• [Work to do]: Without including any images, repeat the data exactly.

• [Records shown]:
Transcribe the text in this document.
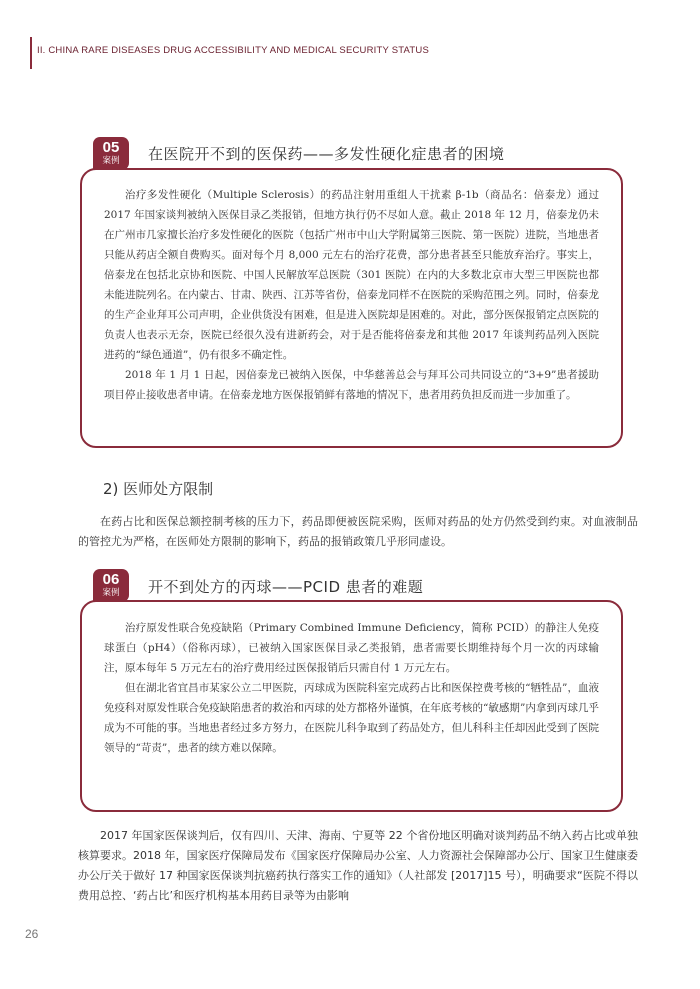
II. CHINA RARE DISEASES DRUG ACCESSIBILITY AND MEDICAL SECURITY STATUS
05
案例	在医院开不到的医保药——多发性硬化症患者的困境

治疗多发性硬化（Multiple Sclerosis）的药品注射用重组人干扰素 β-1b（商品名：倍泰龙）通过 2017 年国家谈判被纳入医保目录乙类报销，但地方执行仍不尽如人意。截止 2018 年 12 月，倍泰龙仍未在广州市几家擅长治疗多发性硬化的医院（包括广州市中山大学附属第三医院、第一医院）进院，当地患者只能从药店全额自费购买。面对每个月 8,000 元左右的治疗花费，部分患者甚至只能放弃治疗。事实上，倍泰龙在包括北京协和医院、中国人民解放军总医院（301 医院）在内的大多数北京市大型三甲医院也都未能进院列名。在内蒙古、甘肃、陕西、江苏等省份，倍泰龙同样不在医院的采购范围之列。同时，倍泰龙的生产企业拜耳公司声明，企业供货没有困难，但是进入医院却是困难的。对此，部分医保报销定点医院的负责人也表示无奈，医院已经很久没有进新药会，对于是否能将倍泰龙和其他 2017 年谈判药品列入医院进药的“绿色通道”，仍有很多不确定性。

2018 年 1 月 1 日起，因倍泰龙已被纳入医保，中华慈善总会与拜耳公司共同设立的“3+9”患者援助项目停止接收患者申请。在倍泰龙地方医保报销鲜有落地的情况下，患者用药负担反而进一步加重了。

2) 医师处方限制

在药占比和医保总额控制考核的压力下，药品即便被医院采购，医师对药品的处方仍然受到约束。对血液制品的管控尤为严格，在医师处方限制的影响下，药品的报销政策几乎形同虚设。

06
案例	开不到处方的丙球——PCID 患者的难题

治疗原发性联合免疫缺陷（Primary Combined Immune Deficiency，简称 PCID）的静注人免疫球蛋白（pH4）（俗称丙球），已被纳入国家医保目录乙类报销，患者需要长期维持每个月一次的丙球输注，原本每年 5 万元左右的治疗费用经过医保报销后只需自付 1 万元左右。

但在湖北省宜昌市某家公立二甲医院，丙球成为医院科室完成药占比和医保控费考核的“牺牲品”，血液免疫科对原发性联合免疫缺陷患者的救治和丙球的处方都格外谨慎，在年底考核的“敏感期”内拿到丙球几乎成为不可能的事。当地患者经过多方努力，在医院儿科争取到了药品处方，但儿科科主任却因此受到了医院领导的“苛责”，患者的续方难以保障。

2017 年国家医保谈判后，仅有四川、天津、海南、宁夏等 22 个省份地区明确对谈判药品不纳入药占比或单独核算要求。2018 年，国家医疗保障局发布《国家医疗保障局办公室、人力资源社会保障部办公厅、国家卫生健康委办公厅关于做好 17 种国家医保谈判抗癌药执行落实工作的通知》（人社部发 [2017]15 号），明确要求“医院不得以费用总控、‘药占比’和医疗机构基本用药目录等为由影响

26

• [Solution to the problem]:
Transcribe the text in this document.
II. CHINA RARE DISEASES DRUG ACCESSIBILITY AND MEDICAL SECURITY STATUS
05
案例	在医院开不到的医保药——多发性硬化症患者的困境

治疗多发性硬化（Multiple Sclerosis）的药品注射用重组人干扰素 β-1b（商品名：倍泰龙）通过 2017 年国家谈判被纳入医保目录乙类报销，但地方执行仍不尽如人意。截止 2018 年 12 月，倍泰龙仍未在广州市几家擅长治疗多发性硬化的医院（包括广州市中山大学附属第三医院、第一医院）进院，当地患者只能从药店全额自费购买。面对每个月 8,000 元左右的治疗花费，部分患者甚至只能放弃治疗。事实上，倍泰龙在包括北京协和医院、中国人民解放军总医院（301 医院）在内的大多数北京市大型三甲医院也都未能进院列名。在内蒙古、甘肃、陕西、江苏等省份，倍泰龙同样不在医院的采购范围之列。同时，倍泰龙的生产企业拜耳公司声明，企业供货没有困难，但是进入医院却是困难的。对此，部分医保报销定点医院的负责人也表示无奈，医院已经很久没有进新药会，对于是否能将倍泰龙和其他 2017 年谈判药品列入医院进药的“绿色通道”，仍有很多不确定性。

2018 年 1 月 1 日起，因倍泰龙已被纳入医保，中华慈善总会与拜耳公司共同设立的“3+9”患者援助项目停止接收患者申请。在倍泰龙地方医保报销鲜有落地的情况下，患者用药负担反而进一步加重了。

2) 医师处方限制

在药占比和医保总额控制考核的压力下，药品即便被医院采购，医师对药品的处方仍然受到约束。对血液制品的管控尤为严格，在医师处方限制的影响下，药品的报销政策几乎形同虚设。

06
案例	开不到处方的丙球——PCID 患者的难题

治疗原发性联合免疫缺陷（Primary Combined Immune Deficiency，简称 PCID）的静注人免疫球蛋白（pH4）（俗称丙球），已被纳入国家医保目录乙类报销，患者需要长期维持每个月一次的丙球输注，原本每年 5 万元左右的治疗费用经过医保报销后只需自付 1 万元左右。

但在湖北省宜昌市某家公立二甲医院，丙球成为医院科室完成药占比和医保控费考核的“牺牲品”，血液免疫科对原发性联合免疫缺陷患者的救治和丙球的处方都格外谨慎，在年底考核的“敏感期”内拿到丙球几乎成为不可能的事。当地患者经过多方努力，在医院儿科争取到了药品处方，但儿科科主任却因此受到了医院领导的“苛责”，患者的续方难以保障。

2017 年国家医保谈判后，仅有四川、天津、海南、宁夏等 22 个省份地区明确对谈判药品不纳入药占比或单独核算要求。2018 年，国家医疗保障局发布《国家医疗保障局办公室、人力资源社会保障部办公厅、国家卫生健康委办公厅关于做好 17 种国家医保谈判抗癌药执行落实工作的通知》（人社部发 [2017]15 号），明确要求“医院不得以费用总控、‘药占比’和医疗机构基本用药目录等为由影响

26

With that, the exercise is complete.